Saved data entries

+++++

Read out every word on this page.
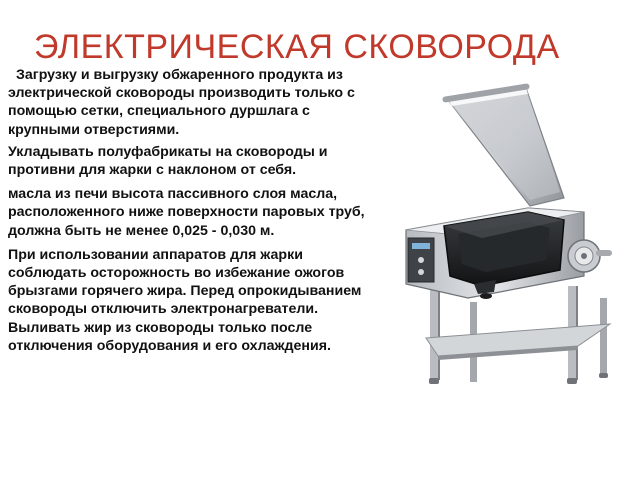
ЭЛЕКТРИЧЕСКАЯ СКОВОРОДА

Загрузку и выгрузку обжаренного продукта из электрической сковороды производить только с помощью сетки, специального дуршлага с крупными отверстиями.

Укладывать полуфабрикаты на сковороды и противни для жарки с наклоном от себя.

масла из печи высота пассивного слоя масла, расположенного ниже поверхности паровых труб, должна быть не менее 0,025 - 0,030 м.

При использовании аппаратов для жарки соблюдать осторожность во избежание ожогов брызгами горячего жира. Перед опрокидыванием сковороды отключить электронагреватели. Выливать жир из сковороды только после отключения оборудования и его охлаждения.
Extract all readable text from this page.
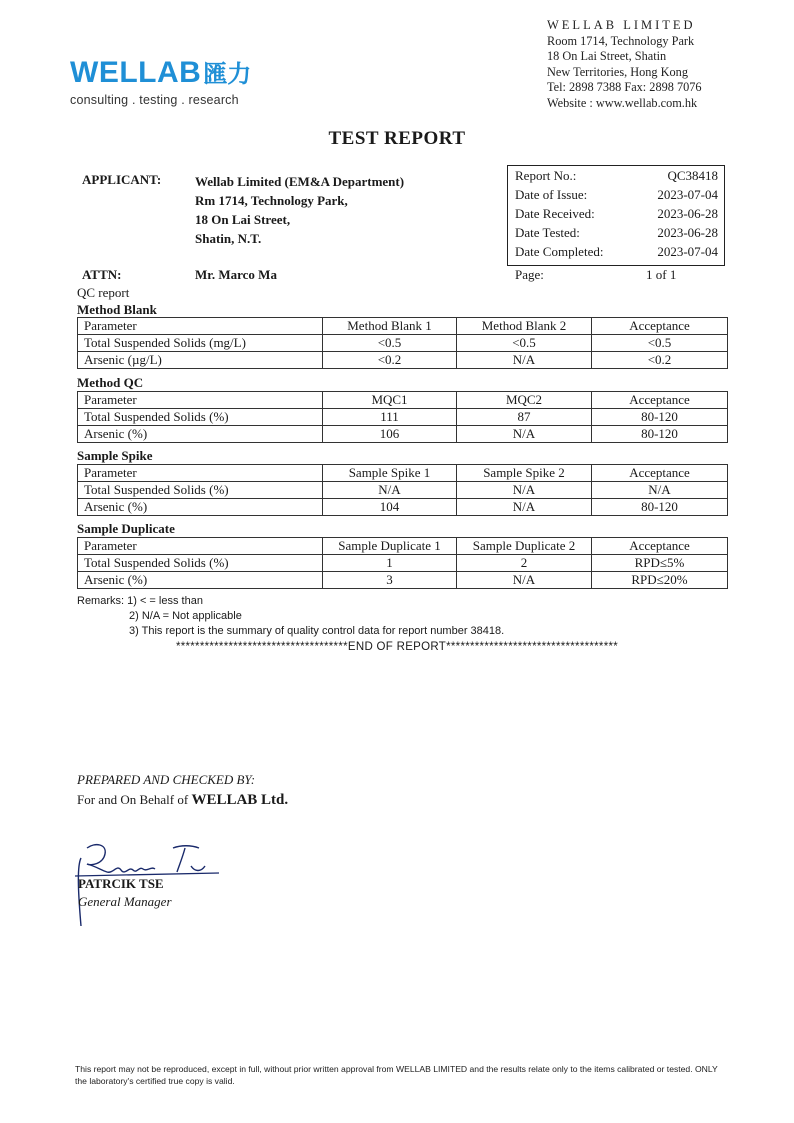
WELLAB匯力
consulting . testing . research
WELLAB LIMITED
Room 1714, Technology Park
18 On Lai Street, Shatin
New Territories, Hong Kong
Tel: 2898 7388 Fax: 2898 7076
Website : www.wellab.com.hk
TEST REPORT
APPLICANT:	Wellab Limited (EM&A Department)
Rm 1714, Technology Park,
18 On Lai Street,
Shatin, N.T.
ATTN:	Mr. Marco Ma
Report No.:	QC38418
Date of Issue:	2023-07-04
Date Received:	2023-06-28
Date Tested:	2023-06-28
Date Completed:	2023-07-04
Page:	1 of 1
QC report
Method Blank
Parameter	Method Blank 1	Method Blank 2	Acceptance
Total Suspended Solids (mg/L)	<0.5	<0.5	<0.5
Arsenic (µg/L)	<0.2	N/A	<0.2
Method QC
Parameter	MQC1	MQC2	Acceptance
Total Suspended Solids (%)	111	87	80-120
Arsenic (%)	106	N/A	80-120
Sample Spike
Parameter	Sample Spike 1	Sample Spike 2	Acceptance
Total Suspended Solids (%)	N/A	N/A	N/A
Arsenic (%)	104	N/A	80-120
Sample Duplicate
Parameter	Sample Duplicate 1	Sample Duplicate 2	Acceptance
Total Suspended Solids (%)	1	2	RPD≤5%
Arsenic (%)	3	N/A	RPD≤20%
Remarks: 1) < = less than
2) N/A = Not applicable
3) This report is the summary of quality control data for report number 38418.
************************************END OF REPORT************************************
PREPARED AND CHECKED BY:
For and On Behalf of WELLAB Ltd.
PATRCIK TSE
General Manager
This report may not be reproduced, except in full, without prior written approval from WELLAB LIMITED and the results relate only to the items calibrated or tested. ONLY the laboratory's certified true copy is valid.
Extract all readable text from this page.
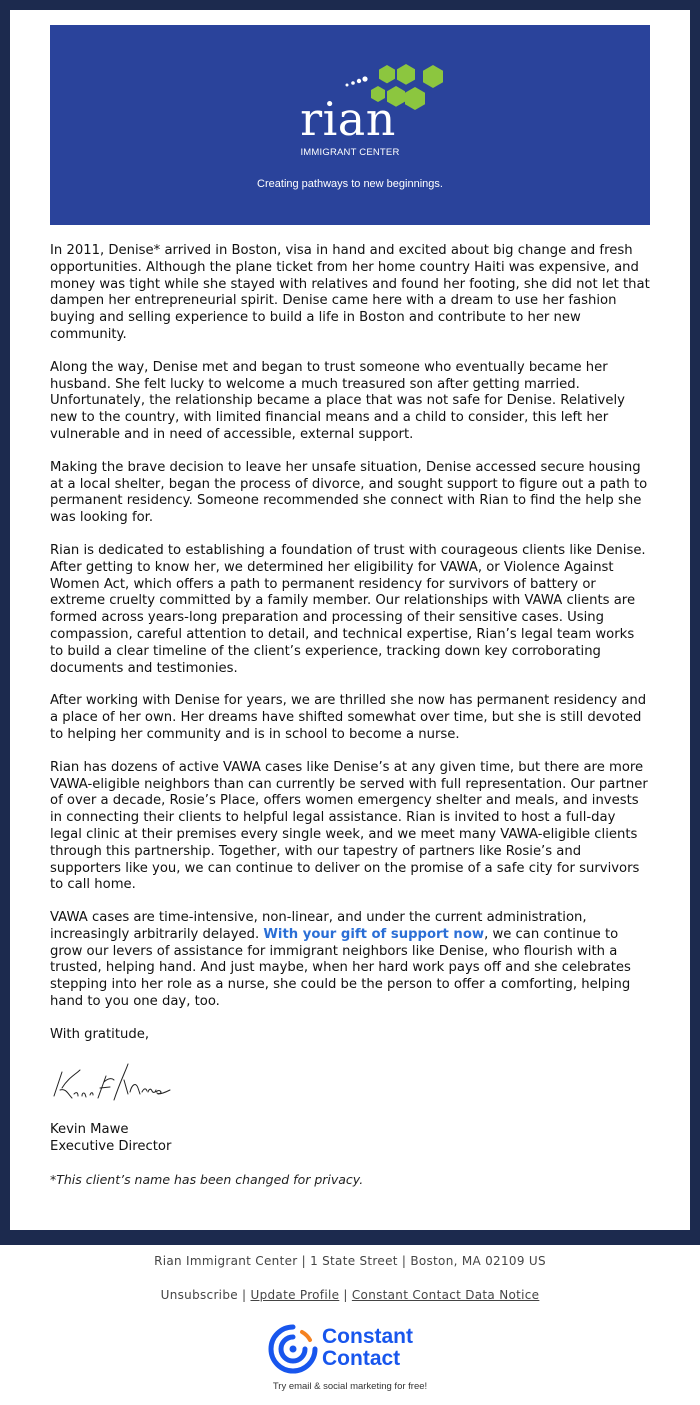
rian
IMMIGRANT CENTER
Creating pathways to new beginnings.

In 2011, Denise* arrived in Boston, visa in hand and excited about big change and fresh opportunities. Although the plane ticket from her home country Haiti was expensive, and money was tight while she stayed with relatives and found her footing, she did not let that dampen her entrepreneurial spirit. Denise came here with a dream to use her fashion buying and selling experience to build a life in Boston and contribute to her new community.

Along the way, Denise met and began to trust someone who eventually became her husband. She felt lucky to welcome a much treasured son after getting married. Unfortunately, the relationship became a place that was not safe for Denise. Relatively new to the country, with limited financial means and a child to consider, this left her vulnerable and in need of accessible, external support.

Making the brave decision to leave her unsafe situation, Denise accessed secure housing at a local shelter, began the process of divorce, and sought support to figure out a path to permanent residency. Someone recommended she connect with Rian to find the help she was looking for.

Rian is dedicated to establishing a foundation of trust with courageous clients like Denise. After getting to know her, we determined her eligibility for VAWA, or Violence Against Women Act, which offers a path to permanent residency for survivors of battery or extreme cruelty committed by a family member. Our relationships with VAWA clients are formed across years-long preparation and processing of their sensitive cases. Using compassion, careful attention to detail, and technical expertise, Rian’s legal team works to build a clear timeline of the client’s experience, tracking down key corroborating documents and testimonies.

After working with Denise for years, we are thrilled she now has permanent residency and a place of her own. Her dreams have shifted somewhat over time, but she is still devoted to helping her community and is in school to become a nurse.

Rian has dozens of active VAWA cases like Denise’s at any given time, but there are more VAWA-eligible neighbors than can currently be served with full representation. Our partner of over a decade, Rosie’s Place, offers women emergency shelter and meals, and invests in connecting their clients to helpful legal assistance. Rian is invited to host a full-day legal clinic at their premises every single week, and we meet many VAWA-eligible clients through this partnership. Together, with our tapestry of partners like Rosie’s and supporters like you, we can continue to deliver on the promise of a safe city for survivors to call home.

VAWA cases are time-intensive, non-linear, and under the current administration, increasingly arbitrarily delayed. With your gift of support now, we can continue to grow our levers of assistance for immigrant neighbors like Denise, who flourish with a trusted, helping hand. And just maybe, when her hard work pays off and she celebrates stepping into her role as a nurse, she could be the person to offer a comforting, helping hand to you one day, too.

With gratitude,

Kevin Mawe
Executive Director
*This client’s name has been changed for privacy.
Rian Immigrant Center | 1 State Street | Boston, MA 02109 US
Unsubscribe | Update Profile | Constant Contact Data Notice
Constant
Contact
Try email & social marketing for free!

+++++

Extract from the material all lines containing the string "Duplicate".

## Completed exercise
Sample Duplicate
Parameter	Sample Duplicate 1	Sample Duplicate 2	Acceptance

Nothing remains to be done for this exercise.